BEGIN RECORD SET

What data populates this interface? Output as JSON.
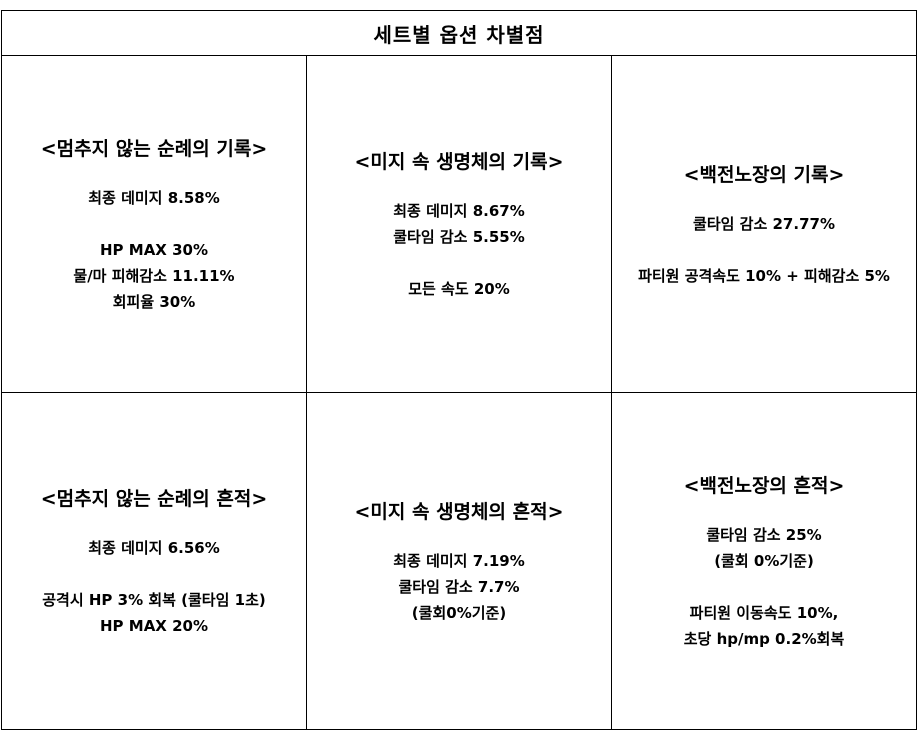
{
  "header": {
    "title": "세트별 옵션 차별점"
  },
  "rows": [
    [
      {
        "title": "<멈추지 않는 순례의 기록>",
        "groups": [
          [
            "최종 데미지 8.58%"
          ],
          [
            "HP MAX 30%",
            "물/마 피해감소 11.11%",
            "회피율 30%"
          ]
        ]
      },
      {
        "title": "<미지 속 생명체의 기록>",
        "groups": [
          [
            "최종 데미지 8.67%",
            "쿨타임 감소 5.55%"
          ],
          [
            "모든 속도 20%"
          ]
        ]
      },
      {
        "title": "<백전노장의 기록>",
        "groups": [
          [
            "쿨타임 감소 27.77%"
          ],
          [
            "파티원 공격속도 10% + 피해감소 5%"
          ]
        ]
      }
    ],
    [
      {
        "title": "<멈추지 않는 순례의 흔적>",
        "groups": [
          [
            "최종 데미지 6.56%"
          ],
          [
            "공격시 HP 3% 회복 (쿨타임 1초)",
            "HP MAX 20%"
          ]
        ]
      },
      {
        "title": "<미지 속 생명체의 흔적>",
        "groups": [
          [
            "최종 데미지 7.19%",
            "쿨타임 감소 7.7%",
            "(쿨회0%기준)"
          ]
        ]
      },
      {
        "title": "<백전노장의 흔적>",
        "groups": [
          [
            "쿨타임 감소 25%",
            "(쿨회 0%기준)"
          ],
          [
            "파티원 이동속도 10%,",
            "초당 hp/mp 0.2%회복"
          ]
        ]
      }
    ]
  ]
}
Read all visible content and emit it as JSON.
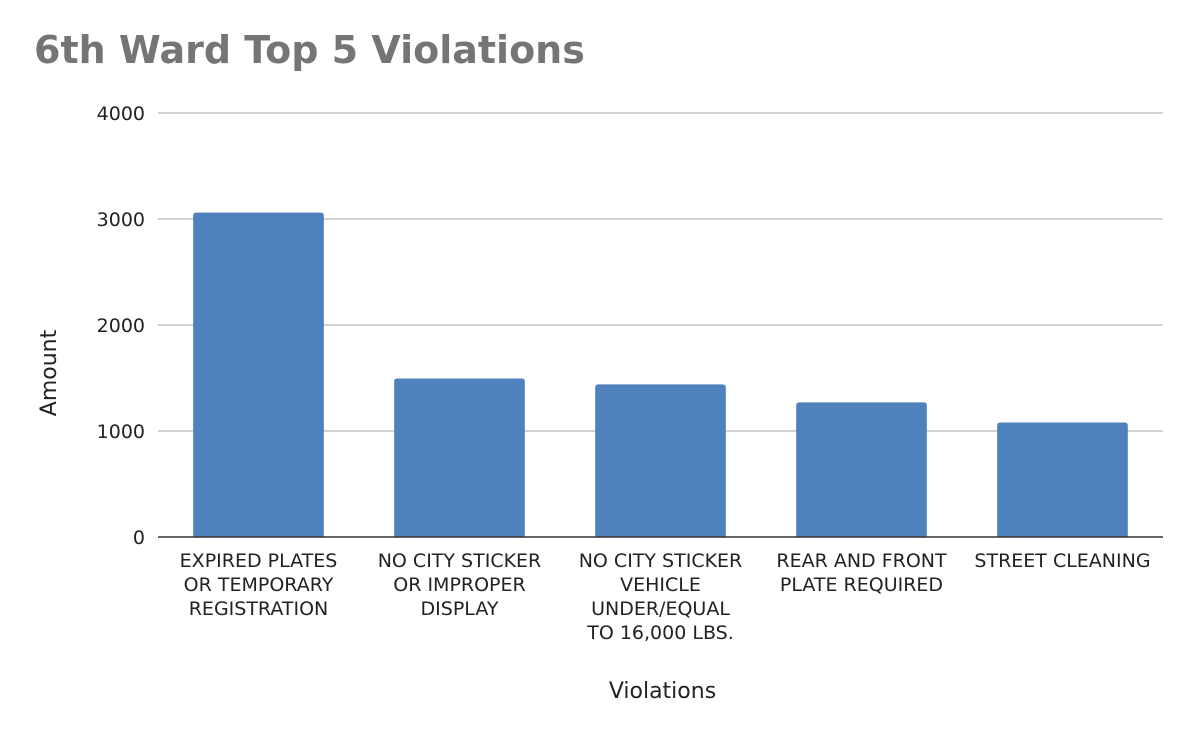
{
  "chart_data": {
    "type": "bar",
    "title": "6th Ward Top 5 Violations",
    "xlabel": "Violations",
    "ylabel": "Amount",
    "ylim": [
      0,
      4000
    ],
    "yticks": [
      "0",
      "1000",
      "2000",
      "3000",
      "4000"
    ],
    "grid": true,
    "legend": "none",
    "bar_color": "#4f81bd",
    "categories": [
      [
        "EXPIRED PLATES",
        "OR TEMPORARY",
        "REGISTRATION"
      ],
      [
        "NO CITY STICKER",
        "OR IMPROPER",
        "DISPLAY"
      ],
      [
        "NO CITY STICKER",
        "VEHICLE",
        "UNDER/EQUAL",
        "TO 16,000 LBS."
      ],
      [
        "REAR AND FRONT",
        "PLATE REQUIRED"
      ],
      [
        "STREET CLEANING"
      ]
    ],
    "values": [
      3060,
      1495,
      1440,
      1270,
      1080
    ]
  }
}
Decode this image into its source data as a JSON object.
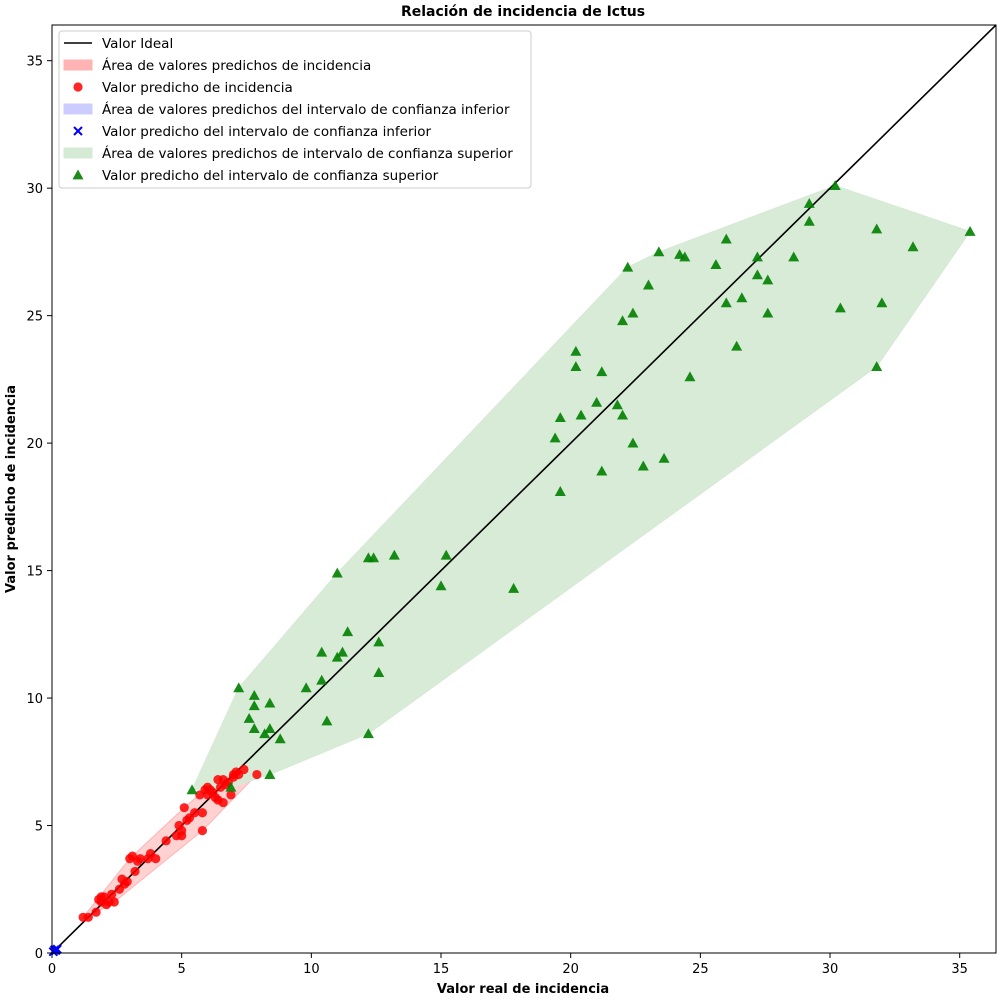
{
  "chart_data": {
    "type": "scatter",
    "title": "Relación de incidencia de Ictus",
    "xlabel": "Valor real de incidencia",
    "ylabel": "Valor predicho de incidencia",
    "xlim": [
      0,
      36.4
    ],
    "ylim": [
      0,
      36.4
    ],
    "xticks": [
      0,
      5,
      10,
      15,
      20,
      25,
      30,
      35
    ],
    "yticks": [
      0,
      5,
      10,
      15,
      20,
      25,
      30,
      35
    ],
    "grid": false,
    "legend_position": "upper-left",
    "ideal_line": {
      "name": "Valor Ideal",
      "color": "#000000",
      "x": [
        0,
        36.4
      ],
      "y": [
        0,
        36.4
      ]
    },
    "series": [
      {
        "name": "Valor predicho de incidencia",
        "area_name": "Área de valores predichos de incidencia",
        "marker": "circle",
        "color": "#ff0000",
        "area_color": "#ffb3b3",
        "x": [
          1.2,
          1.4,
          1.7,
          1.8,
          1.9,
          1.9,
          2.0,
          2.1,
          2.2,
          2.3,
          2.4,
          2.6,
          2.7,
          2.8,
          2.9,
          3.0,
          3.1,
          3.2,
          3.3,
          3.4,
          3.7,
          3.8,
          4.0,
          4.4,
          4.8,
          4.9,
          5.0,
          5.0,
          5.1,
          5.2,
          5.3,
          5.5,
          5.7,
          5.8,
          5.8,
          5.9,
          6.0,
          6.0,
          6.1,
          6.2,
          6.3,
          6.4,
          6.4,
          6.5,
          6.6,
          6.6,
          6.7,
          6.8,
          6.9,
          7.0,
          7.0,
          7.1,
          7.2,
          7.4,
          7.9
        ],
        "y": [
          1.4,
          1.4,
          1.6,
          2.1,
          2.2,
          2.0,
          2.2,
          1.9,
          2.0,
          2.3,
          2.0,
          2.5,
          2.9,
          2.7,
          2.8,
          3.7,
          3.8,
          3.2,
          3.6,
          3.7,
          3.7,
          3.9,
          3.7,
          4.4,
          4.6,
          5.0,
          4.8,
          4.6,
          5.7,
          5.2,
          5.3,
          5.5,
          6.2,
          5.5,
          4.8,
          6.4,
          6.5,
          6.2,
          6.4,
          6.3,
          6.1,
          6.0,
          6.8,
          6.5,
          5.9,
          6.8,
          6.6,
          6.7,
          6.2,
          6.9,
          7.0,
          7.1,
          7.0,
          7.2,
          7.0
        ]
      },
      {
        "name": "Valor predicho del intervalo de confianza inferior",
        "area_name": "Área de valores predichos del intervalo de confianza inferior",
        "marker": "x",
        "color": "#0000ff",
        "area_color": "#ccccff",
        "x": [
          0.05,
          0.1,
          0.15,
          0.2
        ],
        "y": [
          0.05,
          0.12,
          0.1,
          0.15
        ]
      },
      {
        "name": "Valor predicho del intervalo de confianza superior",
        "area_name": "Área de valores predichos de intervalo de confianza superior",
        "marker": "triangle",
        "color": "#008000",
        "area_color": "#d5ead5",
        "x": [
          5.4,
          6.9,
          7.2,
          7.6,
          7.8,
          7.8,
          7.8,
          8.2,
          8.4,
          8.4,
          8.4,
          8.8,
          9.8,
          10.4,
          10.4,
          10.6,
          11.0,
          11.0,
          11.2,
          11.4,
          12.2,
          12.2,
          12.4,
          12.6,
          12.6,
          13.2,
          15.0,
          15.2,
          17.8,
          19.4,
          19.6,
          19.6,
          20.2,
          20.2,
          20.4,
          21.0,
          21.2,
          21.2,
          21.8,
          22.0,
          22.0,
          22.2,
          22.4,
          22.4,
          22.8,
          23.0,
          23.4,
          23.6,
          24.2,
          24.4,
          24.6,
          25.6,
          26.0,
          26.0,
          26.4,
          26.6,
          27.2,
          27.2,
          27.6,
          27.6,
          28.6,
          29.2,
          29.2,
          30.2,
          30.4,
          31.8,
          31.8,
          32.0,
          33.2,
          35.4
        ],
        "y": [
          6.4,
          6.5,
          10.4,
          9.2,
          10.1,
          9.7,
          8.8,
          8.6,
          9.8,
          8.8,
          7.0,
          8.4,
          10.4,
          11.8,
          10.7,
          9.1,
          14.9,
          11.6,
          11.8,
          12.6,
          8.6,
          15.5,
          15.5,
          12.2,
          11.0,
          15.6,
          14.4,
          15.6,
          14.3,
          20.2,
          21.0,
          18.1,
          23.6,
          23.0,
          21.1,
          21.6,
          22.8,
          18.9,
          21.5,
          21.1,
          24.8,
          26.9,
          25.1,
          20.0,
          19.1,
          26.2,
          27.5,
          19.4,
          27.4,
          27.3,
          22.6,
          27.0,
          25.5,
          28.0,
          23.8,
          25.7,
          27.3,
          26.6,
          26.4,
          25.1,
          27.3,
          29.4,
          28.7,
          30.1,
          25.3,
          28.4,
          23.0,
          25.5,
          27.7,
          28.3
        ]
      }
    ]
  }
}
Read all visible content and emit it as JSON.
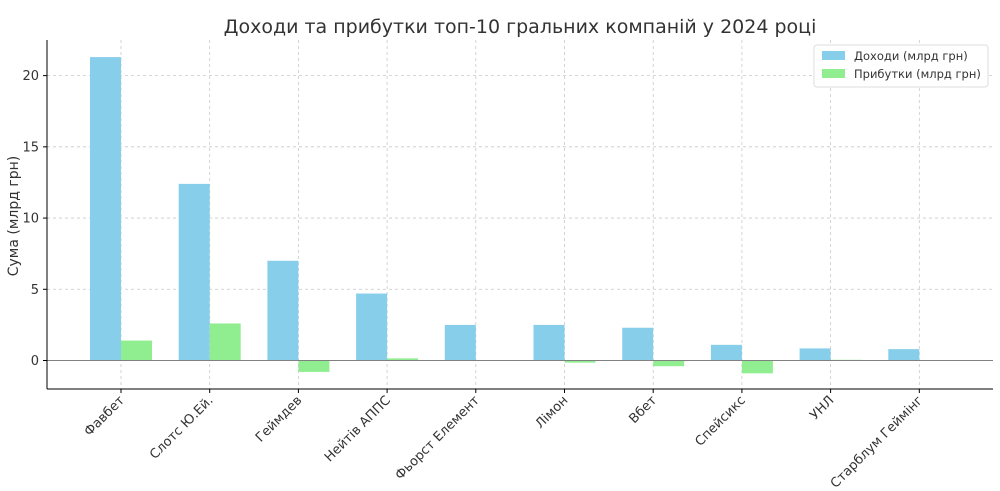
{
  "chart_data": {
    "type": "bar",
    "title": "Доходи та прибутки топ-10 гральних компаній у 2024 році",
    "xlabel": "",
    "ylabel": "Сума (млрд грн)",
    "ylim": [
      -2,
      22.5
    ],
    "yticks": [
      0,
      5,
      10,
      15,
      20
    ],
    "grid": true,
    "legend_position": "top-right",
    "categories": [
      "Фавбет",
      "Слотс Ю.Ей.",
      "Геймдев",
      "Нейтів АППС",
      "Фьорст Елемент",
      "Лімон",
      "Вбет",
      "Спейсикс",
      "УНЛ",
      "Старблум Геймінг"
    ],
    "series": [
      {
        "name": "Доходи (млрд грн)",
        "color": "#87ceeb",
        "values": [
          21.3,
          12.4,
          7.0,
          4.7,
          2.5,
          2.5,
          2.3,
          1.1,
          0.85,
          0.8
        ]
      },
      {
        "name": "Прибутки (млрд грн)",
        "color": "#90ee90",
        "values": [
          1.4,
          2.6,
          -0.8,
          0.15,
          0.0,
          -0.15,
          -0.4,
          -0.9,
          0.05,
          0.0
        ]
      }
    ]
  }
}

END RECORD SET

◆ **YOUR TASK**
Filter the data for the string "title" and copy every line that has it.

◆ **IN RESPONSE**
    "title": "세트별 옵션 차별점"
        "title": "<멈추지 않는 순례의 기록>",
        "title": "<미지 속 생명체의 기록>",
        "title": "<백전노장의 기록>",
        "title": "<멈추지 않는 순례의 흔적>",
        "title": "<미지 속 생명체의 흔적>",
        "title": "<백전노장의 흔적>",
    "title": "6th Ward Top 5 Violations",
    "title": "Relación de incidencia de Ictus",
    "title": "Доходи та прибутки топ-10 гральних компаній у 2024 році",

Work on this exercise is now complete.